Raw records:
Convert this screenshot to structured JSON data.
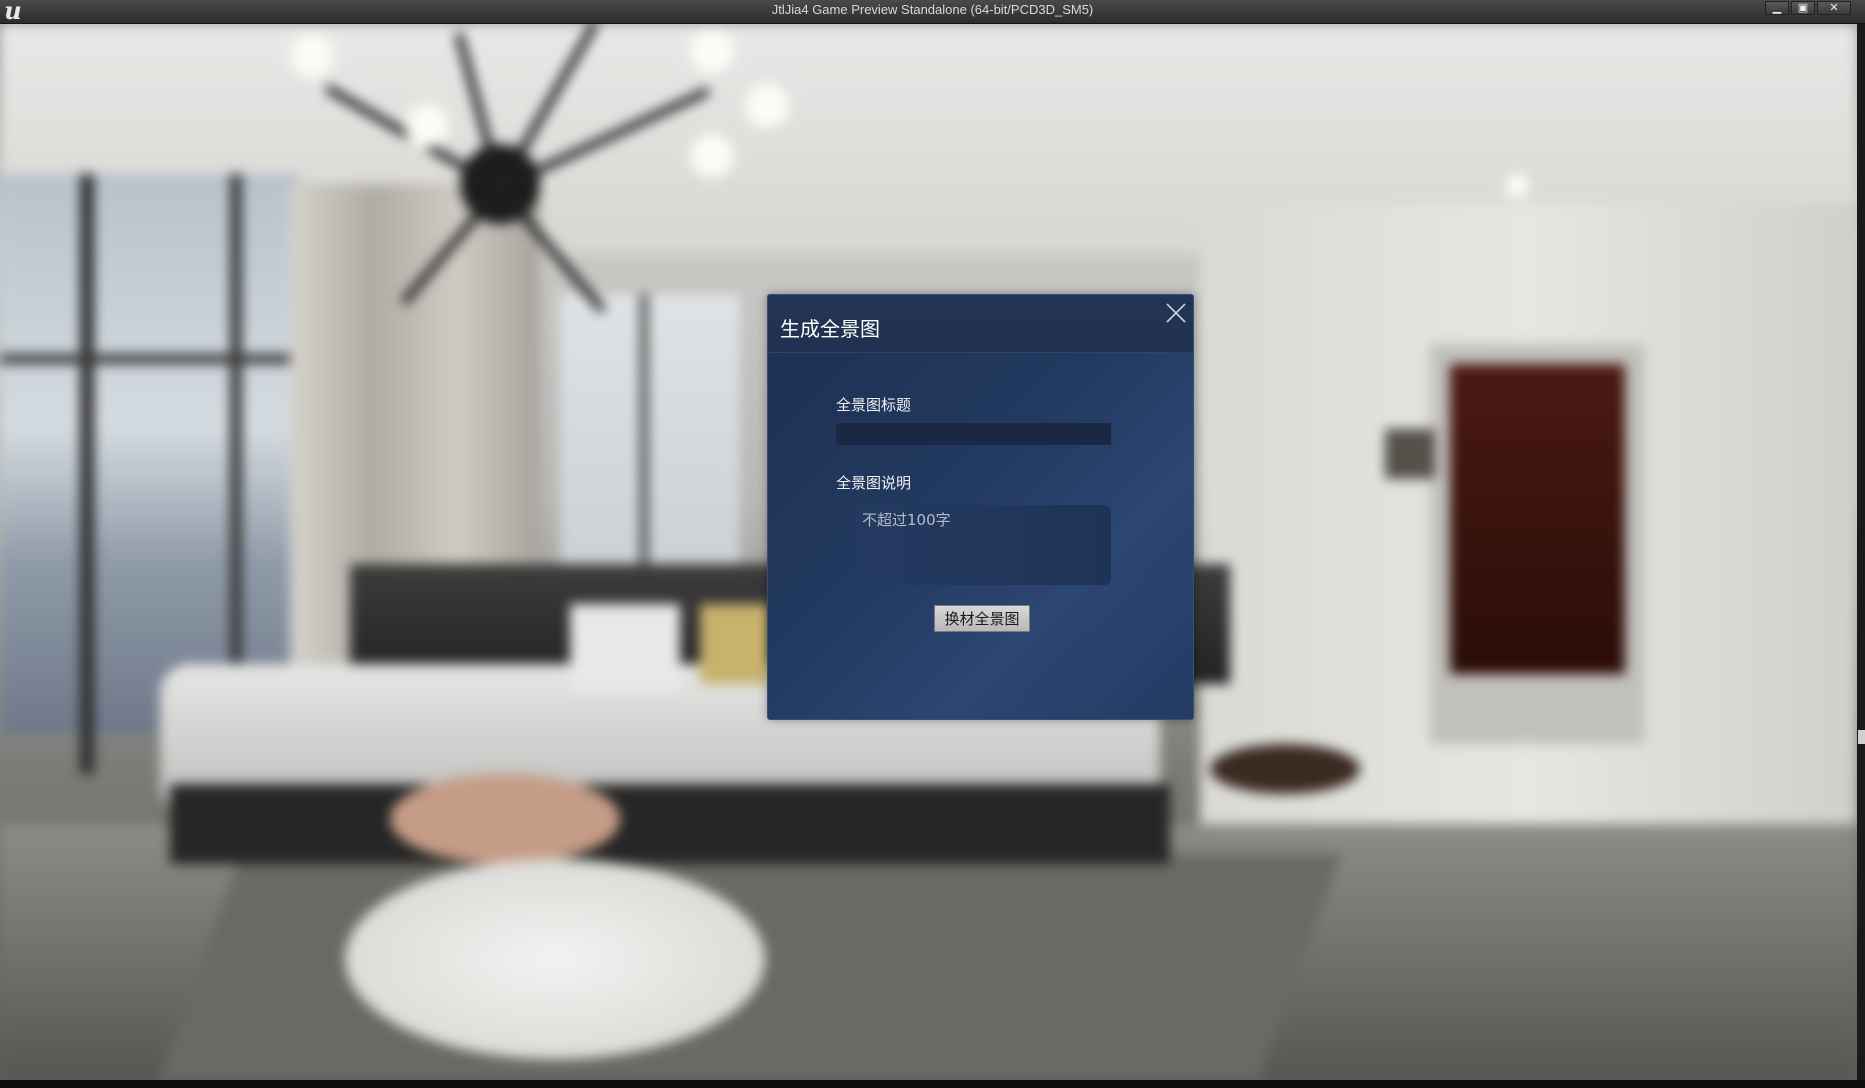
{
  "window": {
    "title": "JtlJia4 Game Preview Standalone (64-bit/PCD3D_SM5)",
    "logo_icon": "unreal-engine-logo",
    "logo_glyph": "u",
    "controls": {
      "minimize_glyph": "▁",
      "maximize_glyph": "▣",
      "close_glyph": "✕"
    }
  },
  "dialog": {
    "title": "生成全景图",
    "close_icon": "close-icon",
    "fields": {
      "title_label": "全景图标题",
      "title_value": "",
      "description_label": "全景图说明",
      "description_placeholder": "不超过100字",
      "description_value": ""
    },
    "action_button_label": "换材全景图"
  },
  "colors": {
    "dialog_background": "#223a60",
    "dialog_header": "#1f3050",
    "button_background": "#c8c8c8",
    "titlebar": "#3a3a3a"
  }
}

» Set exercise
Would you mind returning each entry above word for word, skipping the images?

» Solution to the problem
Convert this screenshot to structured JSON data.
{
  "window": {
    "title": "JtlJia4 Game Preview Standalone (64-bit/PCD3D_SM5)",
    "logo_icon": "unreal-engine-logo",
    "logo_glyph": "u",
    "controls": {
      "minimize_glyph": "▁",
      "maximize_glyph": "▣",
      "close_glyph": "✕"
    }
  },
  "dialog": {
    "title": "生成全景图",
    "close_icon": "close-icon",
    "fields": {
      "title_label": "全景图标题",
      "title_value": "",
      "description_label": "全景图说明",
      "description_placeholder": "不超过100字",
      "description_value": ""
    },
    "action_button_label": "换材全景图"
  },
  "colors": {
    "dialog_background": "#223a60",
    "dialog_header": "#1f3050",
    "button_background": "#c8c8c8",
    "titlebar": "#3a3a3a"
  }
}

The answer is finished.